Dataset records

────────────────────────────────────────

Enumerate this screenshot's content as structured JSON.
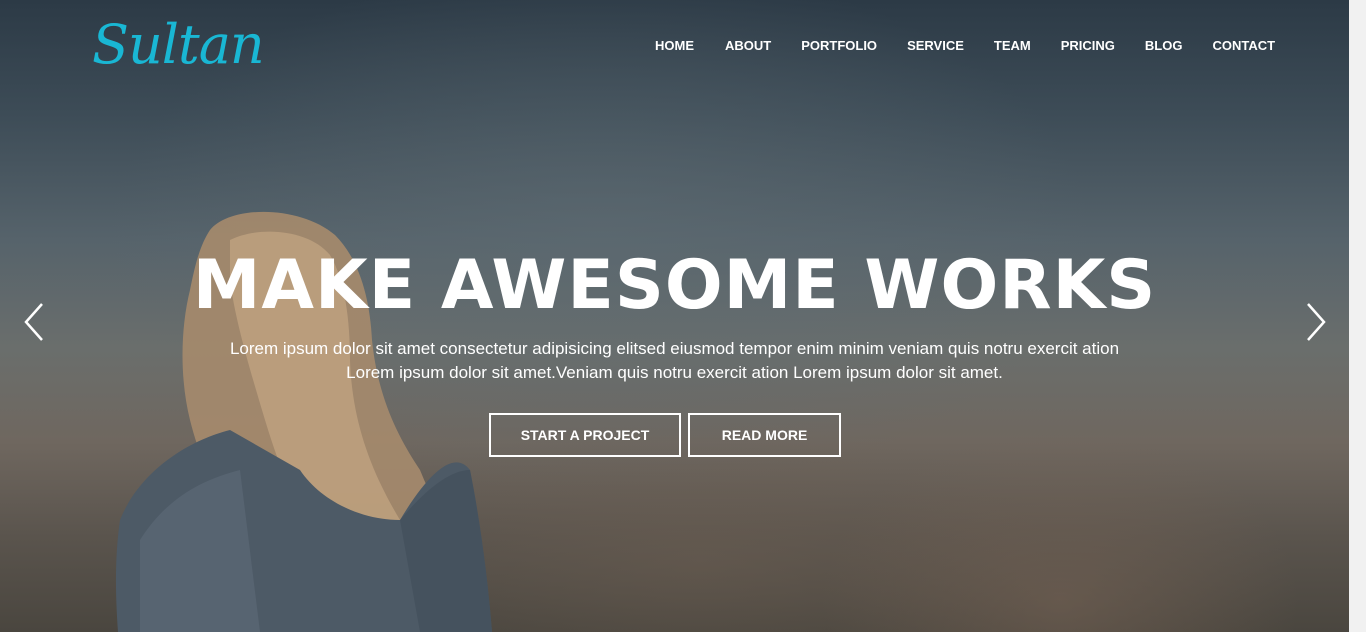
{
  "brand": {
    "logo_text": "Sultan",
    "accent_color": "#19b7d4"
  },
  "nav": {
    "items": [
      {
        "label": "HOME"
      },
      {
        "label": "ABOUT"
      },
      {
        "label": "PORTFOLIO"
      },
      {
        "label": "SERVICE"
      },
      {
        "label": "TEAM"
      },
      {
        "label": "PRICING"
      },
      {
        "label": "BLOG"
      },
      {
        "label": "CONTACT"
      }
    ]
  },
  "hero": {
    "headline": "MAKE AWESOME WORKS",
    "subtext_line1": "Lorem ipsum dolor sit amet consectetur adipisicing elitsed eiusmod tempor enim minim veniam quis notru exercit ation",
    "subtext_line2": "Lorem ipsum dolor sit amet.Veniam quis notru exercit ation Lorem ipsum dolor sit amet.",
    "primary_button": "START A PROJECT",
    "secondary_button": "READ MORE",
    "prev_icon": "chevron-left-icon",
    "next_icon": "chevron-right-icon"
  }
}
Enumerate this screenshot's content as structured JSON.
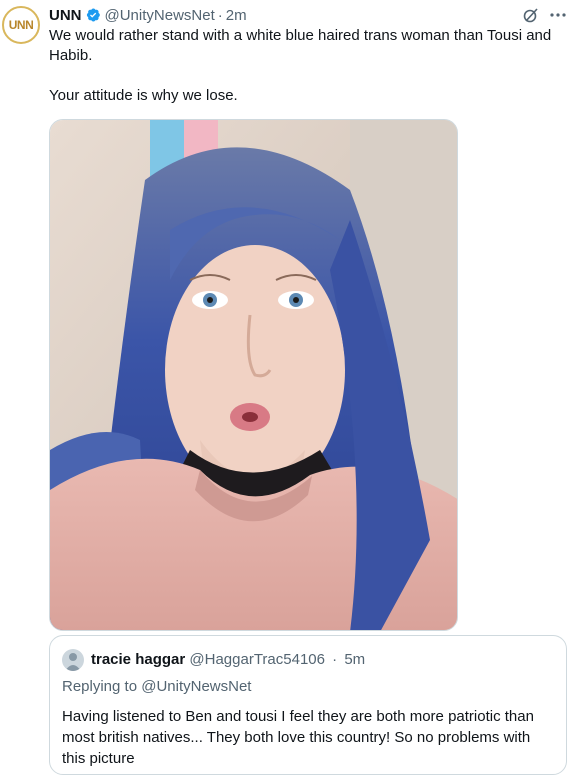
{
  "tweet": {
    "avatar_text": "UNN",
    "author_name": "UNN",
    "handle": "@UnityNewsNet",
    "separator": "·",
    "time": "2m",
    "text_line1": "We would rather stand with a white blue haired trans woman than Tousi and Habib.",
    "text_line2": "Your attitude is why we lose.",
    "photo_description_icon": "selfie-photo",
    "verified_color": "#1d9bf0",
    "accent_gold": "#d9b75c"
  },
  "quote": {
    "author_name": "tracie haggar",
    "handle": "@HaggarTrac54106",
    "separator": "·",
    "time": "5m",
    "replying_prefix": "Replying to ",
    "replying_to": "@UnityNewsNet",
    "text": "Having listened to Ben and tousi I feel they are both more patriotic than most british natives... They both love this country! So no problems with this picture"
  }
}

────────────────────────────────────────

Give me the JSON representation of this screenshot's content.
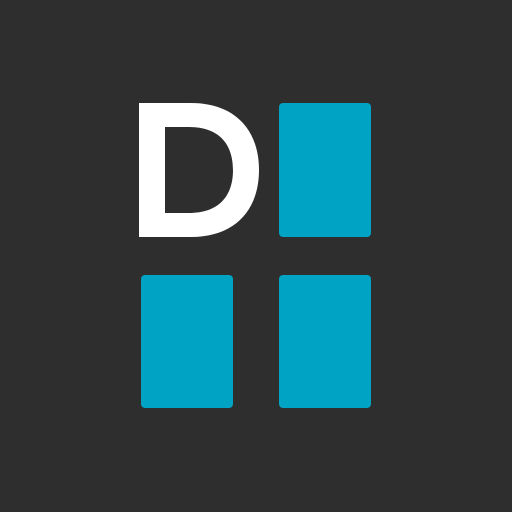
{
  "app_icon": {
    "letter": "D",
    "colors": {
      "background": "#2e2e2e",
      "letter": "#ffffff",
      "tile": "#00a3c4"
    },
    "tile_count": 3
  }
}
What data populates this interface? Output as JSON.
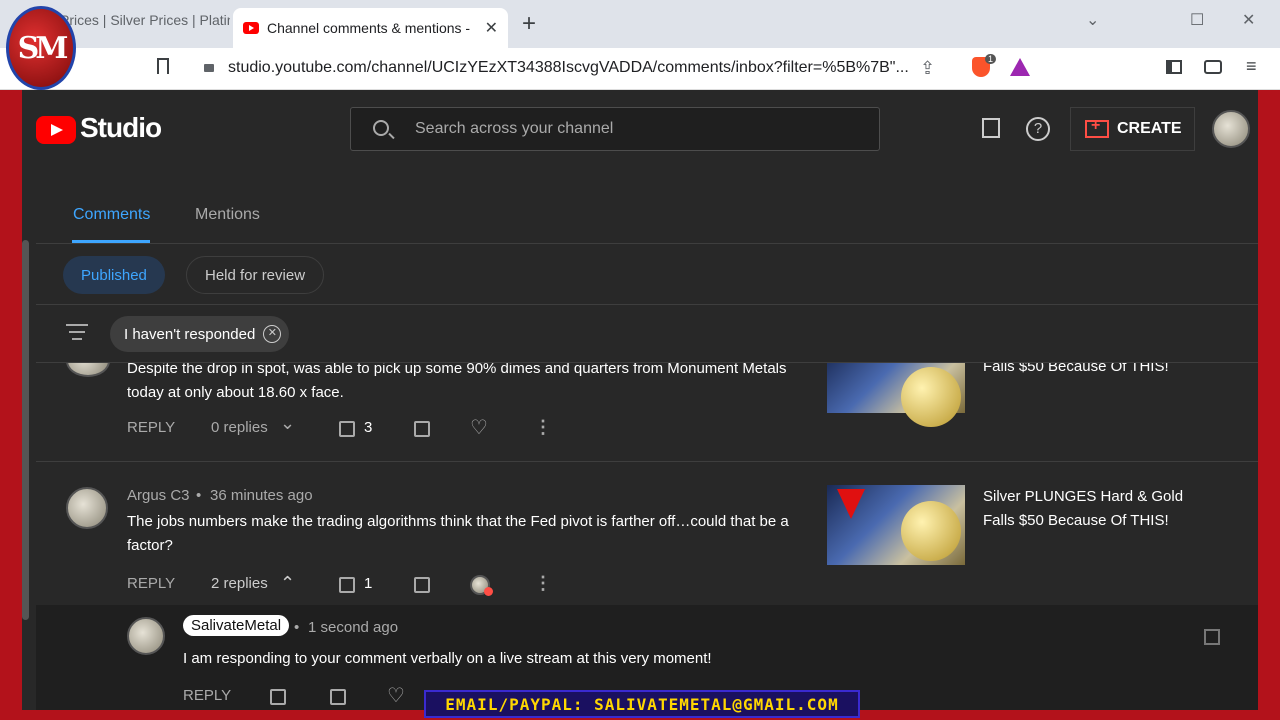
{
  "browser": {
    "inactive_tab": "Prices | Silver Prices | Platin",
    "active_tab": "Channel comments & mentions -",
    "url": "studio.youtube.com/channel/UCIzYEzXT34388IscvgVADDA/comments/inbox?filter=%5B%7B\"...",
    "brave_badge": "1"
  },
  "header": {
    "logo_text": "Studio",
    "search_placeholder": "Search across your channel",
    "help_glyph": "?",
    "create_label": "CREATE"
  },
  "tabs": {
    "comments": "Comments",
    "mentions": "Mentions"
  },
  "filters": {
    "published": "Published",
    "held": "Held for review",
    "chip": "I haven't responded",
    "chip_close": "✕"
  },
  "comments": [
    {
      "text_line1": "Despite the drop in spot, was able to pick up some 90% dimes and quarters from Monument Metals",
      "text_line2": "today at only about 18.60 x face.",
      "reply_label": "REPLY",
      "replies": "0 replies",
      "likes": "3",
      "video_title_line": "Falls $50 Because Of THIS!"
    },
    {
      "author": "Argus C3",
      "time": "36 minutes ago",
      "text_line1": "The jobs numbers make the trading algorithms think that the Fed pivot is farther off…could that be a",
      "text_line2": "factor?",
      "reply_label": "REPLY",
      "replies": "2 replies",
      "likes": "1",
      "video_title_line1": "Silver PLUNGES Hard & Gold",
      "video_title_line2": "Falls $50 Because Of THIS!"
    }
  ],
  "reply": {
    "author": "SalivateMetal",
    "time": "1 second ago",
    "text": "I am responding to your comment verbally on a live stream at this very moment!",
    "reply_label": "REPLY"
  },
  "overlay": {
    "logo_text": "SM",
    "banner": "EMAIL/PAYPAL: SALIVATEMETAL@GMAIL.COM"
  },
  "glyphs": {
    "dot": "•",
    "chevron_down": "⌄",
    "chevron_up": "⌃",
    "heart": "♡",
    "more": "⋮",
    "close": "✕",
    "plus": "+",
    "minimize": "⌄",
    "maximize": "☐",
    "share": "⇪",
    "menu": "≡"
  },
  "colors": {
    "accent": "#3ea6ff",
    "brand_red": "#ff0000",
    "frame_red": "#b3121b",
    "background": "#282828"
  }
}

────────────────────────────────────────

Given problem
Report each line in the data that holds the word "ipsum".

Output for this exercise
    "subtext_line1": "Lorem ipsum dolor sit amet consectetur adipisicing elitsed eiusmod tempor enim minim veniam quis notru exercit ation",
    "subtext_line2": "Lorem ipsum dolor sit amet.Veniam quis notru exercit ation Lorem ipsum dolor sit amet.",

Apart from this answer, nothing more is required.